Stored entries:
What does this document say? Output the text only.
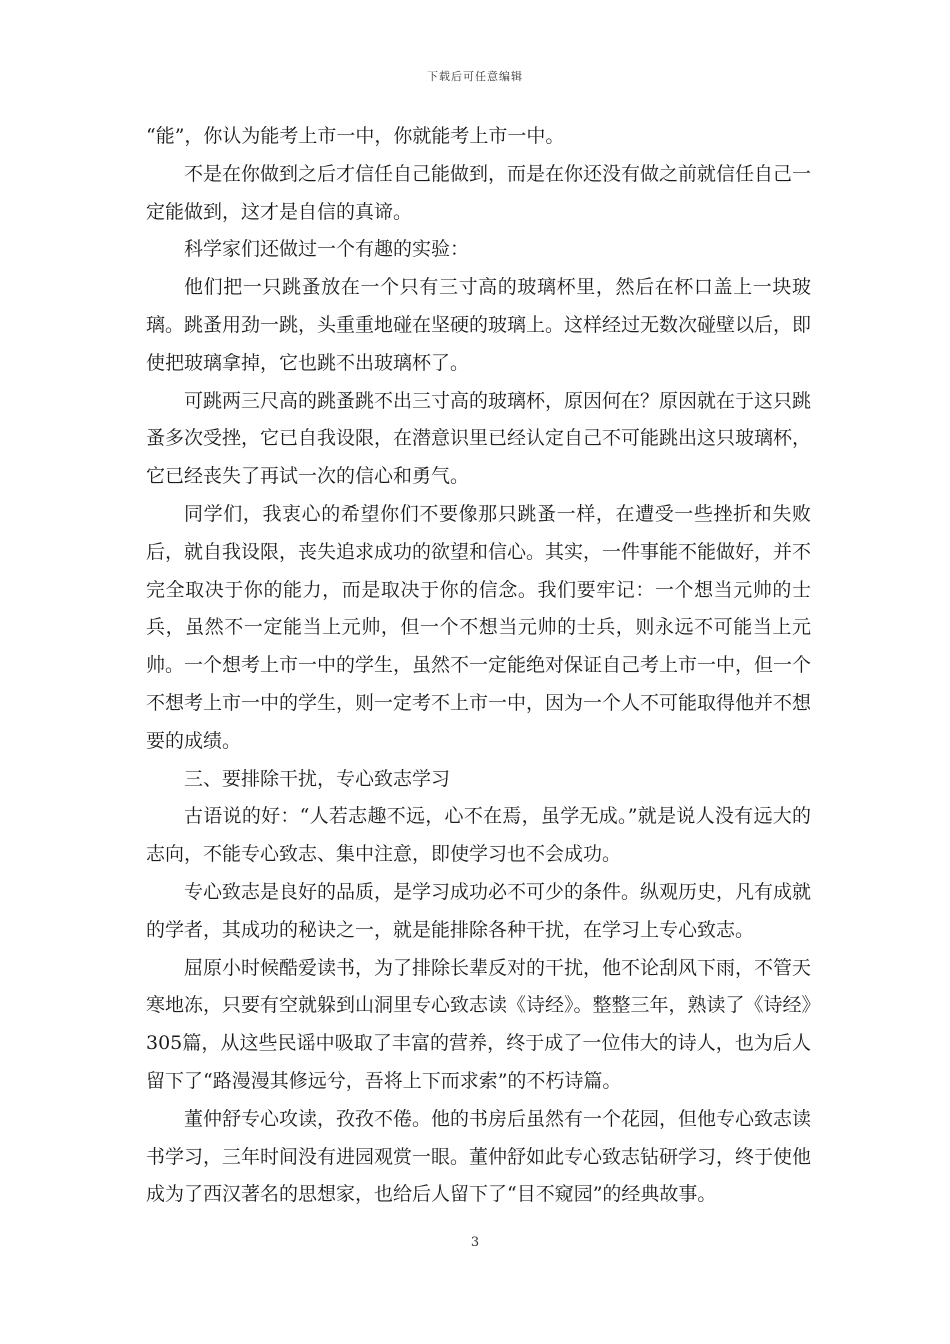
下载后可任意编辑

“能”，你认为能考上市一中，你就能考上市一中。

不是在你做到之后才信任自己能做到，而是在你还没有做之前就信任自己一定能做到，这才是自信的真谛。

科学家们还做过一个有趣的实验：

他们把一只跳蚤放在一个只有三寸高的玻璃杯里，然后在杯口盖上一块玻璃。跳蚤用劲一跳，头重重地碰在坚硬的玻璃上。这样经过无数次碰壁以后，即使把玻璃拿掉，它也跳不出玻璃杯了。

可跳两三尺高的跳蚤跳不出三寸高的玻璃杯，原因何在？原因就在于这只跳蚤多次受挫，它已自我设限，在潜意识里已经认定自己不可能跳出这只玻璃杯，它已经丧失了再试一次的信心和勇气。

同学们，我衷心的希望你们不要像那只跳蚤一样，在遭受一些挫折和失败后，就自我设限，丧失追求成功的欲望和信心。其实，一件事能不能做好，并不完全取决于你的能力，而是取决于你的信念。我们要牢记：一个想当元帅的士兵，虽然不一定能当上元帅，但一个不想当元帅的士兵，则永远不可能当上元帅。一个想考上市一中的学生，虽然不一定能绝对保证自己考上市一中，但一个不想考上市一中的学生，则一定考不上市一中，因为一个人不可能取得他并不想要的成绩。

三、要排除干扰，专心致志学习

古语说的好：“人若志趣不远，心不在焉，虽学无成。”就是说人没有远大的志向，不能专心致志、集中注意，即使学习也不会成功。

专心致志是良好的品质，是学习成功必不可少的条件。纵观历史，凡有成就的学者，其成功的秘诀之一，就是能排除各种干扰，在学习上专心致志。

屈原小时候酷爱读书，为了排除长辈反对的干扰，他不论刮风下雨，不管天寒地冻，只要有空就躲到山洞里专心致志读《诗经》。整整三年，熟读了《诗经》305篇，从这些民谣中吸取了丰富的营养，终于成了一位伟大的诗人，也为后人留下了“路漫漫其修远兮，吾将上下而求索”的不朽诗篇。

董仲舒专心攻读，孜孜不倦。他的书房后虽然有一个花园，但他专心致志读书学习，三年时间没有进园观赏一眼。董仲舒如此专心致志钻研学习，终于使他成为了西汉著名的思想家，也给后人留下了“目不窥园”的经典故事。

3
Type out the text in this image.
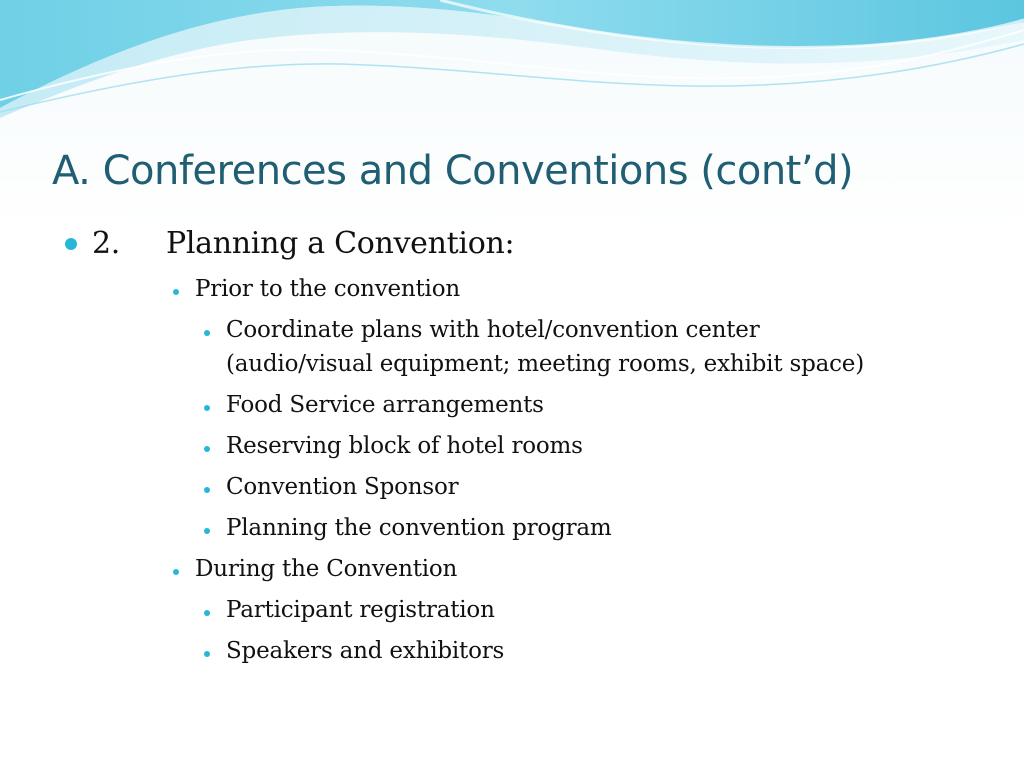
A. Conferences and Conventions (cont’d)
2. Planning a Convention:
Prior to the convention
Coordinate plans with hotel/convention center
(audio/visual equipment; meeting rooms, exhibit space)
Food Service arrangements
Reserving block of hotel rooms
Convention Sponsor
Planning the convention program
During the Convention
Participant registration
Speakers and exhibitors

What is needed: Only what runs from the line containing "Type out the text in this image." through the end of the entries above should be extracted, exactly and without pictures.

Correct answer:
Type out the text in this image.
A. Conferences and Conventions (cont’d)
2. Planning a Convention:
Prior to the convention
Coordinate plans with hotel/convention center
(audio/visual equipment; meeting rooms, exhibit space)
Food Service arrangements
Reserving block of hotel rooms
Convention Sponsor
Planning the convention program
During the Convention
Participant registration
Speakers and exhibitors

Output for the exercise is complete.